= Records provided =

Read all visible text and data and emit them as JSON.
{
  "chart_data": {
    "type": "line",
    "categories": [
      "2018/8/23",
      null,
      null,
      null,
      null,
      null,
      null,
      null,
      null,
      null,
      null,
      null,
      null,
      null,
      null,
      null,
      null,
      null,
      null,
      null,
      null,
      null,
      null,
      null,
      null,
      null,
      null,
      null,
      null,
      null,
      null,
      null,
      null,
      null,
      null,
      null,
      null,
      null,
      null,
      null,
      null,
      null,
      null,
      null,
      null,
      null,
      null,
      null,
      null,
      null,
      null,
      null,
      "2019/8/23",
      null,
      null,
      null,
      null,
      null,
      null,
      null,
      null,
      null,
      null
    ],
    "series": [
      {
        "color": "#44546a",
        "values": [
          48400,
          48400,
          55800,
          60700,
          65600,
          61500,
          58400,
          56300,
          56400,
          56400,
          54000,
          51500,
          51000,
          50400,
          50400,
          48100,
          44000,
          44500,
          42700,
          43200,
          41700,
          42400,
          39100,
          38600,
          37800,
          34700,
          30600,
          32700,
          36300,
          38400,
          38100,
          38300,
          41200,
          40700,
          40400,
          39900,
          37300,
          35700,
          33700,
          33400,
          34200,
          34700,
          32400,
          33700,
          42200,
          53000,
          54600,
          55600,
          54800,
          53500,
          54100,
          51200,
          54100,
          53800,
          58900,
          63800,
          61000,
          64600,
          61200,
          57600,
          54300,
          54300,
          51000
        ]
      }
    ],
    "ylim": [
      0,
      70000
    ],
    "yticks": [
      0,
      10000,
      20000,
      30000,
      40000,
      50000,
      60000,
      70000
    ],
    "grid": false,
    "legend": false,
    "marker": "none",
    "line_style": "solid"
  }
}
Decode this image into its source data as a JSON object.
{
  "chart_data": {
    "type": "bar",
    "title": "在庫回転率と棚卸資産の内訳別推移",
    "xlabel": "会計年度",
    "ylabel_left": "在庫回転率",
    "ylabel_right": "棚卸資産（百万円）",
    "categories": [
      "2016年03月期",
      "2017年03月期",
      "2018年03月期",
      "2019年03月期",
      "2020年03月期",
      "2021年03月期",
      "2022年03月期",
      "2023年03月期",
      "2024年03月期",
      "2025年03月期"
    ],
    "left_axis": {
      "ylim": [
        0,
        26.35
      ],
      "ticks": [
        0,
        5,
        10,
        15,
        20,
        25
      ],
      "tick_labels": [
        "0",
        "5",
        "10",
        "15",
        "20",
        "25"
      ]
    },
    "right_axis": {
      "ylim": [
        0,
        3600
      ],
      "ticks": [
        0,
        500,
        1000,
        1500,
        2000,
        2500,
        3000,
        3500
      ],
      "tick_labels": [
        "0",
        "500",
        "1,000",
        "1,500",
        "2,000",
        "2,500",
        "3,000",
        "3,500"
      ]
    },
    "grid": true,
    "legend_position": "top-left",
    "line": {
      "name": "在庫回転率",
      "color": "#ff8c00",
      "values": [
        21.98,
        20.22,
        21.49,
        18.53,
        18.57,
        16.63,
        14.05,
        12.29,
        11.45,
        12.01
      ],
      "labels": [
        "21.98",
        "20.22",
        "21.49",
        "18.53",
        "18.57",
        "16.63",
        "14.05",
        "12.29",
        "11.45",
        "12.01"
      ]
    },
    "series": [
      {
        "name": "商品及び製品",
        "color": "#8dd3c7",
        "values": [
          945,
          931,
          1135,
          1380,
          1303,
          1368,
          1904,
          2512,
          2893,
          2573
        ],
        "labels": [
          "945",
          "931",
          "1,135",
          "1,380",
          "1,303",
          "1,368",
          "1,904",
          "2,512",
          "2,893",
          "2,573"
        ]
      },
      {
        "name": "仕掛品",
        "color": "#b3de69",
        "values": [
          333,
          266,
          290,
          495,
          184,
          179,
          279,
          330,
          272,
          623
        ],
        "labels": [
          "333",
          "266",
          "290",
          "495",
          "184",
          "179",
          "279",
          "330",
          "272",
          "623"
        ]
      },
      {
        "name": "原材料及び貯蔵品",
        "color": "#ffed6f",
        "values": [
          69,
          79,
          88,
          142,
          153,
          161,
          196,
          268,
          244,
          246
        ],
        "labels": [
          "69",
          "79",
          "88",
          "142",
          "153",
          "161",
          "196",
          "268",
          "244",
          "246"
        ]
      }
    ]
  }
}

---

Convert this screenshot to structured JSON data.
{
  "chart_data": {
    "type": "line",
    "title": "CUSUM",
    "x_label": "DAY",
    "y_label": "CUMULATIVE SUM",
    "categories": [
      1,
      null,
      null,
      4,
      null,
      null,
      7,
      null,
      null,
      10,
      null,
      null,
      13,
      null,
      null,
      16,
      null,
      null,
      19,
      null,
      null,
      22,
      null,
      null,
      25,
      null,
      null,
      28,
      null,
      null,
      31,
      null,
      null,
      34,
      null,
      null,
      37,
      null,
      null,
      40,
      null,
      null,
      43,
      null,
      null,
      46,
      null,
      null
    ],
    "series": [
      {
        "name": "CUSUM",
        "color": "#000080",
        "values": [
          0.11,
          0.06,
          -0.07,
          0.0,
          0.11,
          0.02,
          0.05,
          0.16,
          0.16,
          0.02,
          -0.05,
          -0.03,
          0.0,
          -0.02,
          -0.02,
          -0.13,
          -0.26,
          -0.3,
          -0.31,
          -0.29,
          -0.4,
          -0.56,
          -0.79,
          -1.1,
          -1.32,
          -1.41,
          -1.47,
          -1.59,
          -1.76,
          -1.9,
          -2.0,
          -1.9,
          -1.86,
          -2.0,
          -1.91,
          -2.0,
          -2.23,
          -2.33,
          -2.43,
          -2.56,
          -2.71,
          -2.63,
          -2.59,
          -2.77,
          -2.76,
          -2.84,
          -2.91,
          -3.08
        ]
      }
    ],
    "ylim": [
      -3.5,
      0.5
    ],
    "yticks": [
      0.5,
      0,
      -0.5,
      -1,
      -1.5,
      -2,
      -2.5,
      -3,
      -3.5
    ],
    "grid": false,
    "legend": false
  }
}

= Your task =
Extract all lines from the material above that include the word "this".

= Response below =
Decode this image into its source data as a JSON object.
Convert this screenshot to structured JSON data.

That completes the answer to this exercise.